(Extracts from a graphics dataset)
· · · · ·
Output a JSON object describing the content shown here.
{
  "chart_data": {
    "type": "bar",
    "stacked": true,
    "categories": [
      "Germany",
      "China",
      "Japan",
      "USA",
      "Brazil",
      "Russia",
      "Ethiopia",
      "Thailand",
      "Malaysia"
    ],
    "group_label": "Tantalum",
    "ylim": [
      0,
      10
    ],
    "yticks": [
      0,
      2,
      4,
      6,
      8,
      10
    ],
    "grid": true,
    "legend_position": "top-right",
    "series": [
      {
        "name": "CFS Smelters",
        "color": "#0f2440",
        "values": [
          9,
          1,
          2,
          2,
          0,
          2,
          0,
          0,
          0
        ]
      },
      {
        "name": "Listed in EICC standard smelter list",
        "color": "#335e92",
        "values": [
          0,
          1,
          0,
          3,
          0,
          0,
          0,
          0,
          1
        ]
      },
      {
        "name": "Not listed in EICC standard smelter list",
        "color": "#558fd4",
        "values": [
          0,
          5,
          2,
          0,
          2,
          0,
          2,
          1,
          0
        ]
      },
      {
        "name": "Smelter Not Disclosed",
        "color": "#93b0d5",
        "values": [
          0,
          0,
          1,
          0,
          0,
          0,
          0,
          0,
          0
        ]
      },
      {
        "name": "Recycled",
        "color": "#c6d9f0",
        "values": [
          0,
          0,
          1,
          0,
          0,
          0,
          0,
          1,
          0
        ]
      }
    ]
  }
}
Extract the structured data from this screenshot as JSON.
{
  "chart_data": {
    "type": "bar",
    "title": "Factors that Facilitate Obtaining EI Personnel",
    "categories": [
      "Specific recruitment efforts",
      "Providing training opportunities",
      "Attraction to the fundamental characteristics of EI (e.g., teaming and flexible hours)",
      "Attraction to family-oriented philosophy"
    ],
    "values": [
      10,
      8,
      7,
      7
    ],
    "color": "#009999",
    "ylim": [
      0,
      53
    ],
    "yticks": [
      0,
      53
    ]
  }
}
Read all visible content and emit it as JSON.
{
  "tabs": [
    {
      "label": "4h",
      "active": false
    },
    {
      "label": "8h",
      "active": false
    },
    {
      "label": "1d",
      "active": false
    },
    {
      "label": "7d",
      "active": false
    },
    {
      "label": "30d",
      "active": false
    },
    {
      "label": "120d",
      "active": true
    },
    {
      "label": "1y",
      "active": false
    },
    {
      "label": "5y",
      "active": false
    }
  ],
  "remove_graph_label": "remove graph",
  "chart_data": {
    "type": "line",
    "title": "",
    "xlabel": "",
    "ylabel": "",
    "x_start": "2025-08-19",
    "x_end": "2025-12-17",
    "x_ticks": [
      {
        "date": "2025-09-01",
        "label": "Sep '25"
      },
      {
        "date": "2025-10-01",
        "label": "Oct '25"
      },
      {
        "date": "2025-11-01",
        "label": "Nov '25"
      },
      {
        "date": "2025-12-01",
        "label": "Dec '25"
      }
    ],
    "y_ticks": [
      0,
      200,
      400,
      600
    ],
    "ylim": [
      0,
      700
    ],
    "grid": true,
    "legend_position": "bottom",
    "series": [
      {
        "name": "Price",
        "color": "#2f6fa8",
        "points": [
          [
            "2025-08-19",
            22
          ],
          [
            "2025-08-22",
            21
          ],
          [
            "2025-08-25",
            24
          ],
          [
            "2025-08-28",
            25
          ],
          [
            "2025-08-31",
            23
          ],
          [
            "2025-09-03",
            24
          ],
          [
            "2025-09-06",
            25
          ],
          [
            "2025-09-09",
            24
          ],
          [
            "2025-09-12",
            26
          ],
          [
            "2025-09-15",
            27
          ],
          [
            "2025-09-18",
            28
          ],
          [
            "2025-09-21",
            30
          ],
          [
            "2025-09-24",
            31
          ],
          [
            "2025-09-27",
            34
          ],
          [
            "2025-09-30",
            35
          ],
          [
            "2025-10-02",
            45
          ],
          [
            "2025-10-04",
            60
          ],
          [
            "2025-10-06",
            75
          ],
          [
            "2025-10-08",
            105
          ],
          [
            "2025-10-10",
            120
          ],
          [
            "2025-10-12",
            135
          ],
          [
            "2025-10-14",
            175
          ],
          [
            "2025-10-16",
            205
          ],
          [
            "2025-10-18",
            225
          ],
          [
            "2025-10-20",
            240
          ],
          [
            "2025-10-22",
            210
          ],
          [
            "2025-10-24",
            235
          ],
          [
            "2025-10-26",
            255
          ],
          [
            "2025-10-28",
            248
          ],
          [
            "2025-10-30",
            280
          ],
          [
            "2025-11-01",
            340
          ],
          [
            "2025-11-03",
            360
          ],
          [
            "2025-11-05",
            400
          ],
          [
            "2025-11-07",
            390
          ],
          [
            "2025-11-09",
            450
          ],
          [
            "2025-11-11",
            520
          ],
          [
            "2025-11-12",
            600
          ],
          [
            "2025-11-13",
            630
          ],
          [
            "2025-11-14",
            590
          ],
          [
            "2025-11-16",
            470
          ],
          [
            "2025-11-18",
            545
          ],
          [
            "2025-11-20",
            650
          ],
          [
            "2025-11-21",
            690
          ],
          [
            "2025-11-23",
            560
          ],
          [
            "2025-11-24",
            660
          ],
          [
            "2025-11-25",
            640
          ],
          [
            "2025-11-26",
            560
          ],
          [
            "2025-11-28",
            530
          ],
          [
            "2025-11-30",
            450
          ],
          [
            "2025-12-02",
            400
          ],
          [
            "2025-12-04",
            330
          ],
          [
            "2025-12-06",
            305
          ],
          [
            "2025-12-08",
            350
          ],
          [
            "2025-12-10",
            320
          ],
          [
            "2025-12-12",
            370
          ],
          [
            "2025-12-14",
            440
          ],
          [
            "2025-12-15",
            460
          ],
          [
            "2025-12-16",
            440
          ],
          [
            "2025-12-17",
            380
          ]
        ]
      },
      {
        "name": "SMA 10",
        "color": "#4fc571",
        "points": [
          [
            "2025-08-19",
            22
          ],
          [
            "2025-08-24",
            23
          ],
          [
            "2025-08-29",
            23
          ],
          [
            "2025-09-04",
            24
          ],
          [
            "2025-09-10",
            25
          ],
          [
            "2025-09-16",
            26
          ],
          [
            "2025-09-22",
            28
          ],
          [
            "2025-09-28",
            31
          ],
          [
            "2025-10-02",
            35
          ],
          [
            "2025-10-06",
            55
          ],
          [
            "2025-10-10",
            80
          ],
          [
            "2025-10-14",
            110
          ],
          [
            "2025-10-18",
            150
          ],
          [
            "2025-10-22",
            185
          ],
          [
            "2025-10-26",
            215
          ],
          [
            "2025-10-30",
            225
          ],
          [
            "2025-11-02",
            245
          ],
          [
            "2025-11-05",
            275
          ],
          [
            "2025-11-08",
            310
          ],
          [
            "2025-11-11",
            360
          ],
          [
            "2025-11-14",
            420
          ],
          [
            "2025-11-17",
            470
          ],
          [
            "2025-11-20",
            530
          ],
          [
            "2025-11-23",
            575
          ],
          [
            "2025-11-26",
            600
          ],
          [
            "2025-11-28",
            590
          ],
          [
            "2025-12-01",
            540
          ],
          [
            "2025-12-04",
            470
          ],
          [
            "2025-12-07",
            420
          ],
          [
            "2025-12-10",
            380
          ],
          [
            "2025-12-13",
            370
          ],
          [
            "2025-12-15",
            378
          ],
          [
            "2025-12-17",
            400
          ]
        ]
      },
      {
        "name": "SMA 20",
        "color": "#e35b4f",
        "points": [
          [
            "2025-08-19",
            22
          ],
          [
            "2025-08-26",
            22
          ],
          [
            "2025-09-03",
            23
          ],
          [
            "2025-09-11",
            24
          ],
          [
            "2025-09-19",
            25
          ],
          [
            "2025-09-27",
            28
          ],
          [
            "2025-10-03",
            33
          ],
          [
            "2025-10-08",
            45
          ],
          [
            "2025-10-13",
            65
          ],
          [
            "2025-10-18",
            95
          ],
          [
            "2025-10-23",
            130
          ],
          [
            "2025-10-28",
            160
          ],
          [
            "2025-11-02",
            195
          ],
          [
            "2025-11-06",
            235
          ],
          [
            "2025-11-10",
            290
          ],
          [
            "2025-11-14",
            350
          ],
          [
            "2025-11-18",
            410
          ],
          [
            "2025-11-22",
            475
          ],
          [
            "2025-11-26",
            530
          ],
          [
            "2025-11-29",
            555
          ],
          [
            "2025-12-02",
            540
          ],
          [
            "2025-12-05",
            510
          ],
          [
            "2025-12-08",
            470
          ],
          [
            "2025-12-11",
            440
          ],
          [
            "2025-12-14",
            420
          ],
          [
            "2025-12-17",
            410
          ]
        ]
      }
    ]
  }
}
· · · · ·
:: Problem statement ::
In the material above, find each line that contains the word "name", and select it.

:: Solved problem ::
        "name": "CFS Smelters",
        "name": "Listed in EICC standard smelter list",
        "name": "Not listed in EICC standard smelter list",
        "name": "Smelter Not Disclosed",
        "name": "Recycled",
        "name": "Price",
        "name": "SMA 10",
        "name": "SMA 20",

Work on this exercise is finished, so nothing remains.